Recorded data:
####
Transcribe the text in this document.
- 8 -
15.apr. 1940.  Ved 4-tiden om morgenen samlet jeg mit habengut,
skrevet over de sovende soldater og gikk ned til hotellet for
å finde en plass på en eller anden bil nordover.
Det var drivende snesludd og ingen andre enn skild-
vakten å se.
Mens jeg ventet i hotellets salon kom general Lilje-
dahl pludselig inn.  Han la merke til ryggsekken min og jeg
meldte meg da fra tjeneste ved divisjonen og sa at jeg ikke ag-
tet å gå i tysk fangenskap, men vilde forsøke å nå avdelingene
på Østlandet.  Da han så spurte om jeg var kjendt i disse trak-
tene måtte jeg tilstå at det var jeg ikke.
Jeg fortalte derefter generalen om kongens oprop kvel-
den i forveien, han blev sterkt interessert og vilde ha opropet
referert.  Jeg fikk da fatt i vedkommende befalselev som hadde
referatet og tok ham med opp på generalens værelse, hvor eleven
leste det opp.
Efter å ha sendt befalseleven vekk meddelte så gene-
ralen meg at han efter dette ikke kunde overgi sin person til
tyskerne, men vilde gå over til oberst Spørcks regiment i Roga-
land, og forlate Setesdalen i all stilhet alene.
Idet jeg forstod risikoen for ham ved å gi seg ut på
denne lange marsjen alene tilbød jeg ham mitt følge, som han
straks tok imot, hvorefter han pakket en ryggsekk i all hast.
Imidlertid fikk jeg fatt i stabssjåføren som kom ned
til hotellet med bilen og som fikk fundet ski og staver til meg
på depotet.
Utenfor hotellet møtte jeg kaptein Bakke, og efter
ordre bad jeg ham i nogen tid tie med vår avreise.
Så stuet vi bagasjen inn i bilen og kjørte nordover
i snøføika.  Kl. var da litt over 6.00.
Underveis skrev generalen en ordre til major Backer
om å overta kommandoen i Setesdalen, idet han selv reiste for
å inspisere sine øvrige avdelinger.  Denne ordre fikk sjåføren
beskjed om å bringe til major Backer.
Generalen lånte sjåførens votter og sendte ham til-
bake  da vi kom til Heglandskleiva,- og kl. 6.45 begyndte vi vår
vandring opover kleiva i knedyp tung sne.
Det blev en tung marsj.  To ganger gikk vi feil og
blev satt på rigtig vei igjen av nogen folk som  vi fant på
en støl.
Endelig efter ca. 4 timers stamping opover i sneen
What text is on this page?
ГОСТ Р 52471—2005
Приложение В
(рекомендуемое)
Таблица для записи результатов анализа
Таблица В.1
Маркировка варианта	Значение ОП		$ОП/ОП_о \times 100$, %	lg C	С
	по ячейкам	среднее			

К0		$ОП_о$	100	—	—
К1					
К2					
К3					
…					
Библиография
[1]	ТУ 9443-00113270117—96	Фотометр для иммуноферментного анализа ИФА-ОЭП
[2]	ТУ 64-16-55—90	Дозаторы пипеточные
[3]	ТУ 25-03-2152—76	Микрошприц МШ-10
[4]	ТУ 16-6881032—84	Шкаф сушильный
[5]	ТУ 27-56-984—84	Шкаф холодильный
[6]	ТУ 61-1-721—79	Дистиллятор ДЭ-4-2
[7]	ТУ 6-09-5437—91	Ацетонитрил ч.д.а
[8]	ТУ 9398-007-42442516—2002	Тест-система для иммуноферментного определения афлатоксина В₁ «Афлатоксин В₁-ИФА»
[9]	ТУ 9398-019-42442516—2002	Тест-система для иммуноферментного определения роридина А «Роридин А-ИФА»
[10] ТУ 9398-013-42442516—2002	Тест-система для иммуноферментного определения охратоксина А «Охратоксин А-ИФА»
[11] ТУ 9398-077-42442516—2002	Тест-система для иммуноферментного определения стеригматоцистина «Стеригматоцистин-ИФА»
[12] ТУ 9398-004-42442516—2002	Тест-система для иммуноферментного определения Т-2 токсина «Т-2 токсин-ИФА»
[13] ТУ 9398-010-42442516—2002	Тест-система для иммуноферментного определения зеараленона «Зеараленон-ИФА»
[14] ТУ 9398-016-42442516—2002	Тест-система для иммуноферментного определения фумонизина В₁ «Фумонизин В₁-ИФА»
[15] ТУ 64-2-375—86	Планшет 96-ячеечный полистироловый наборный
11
####
▶ _Written task_
List each line in the listing that contains the string "fikk".

▶ _Final answer_
referert.  Jeg fikk da fatt i vedkommende befalselev som hadde
Imidlertid fikk jeg fatt i stabssjåføren som kom ned
til hotellet med bilen og som fikk fundet ski og staver til meg
å inspisere sine øvrige avdelinger.  Denne ordre fikk sjåføren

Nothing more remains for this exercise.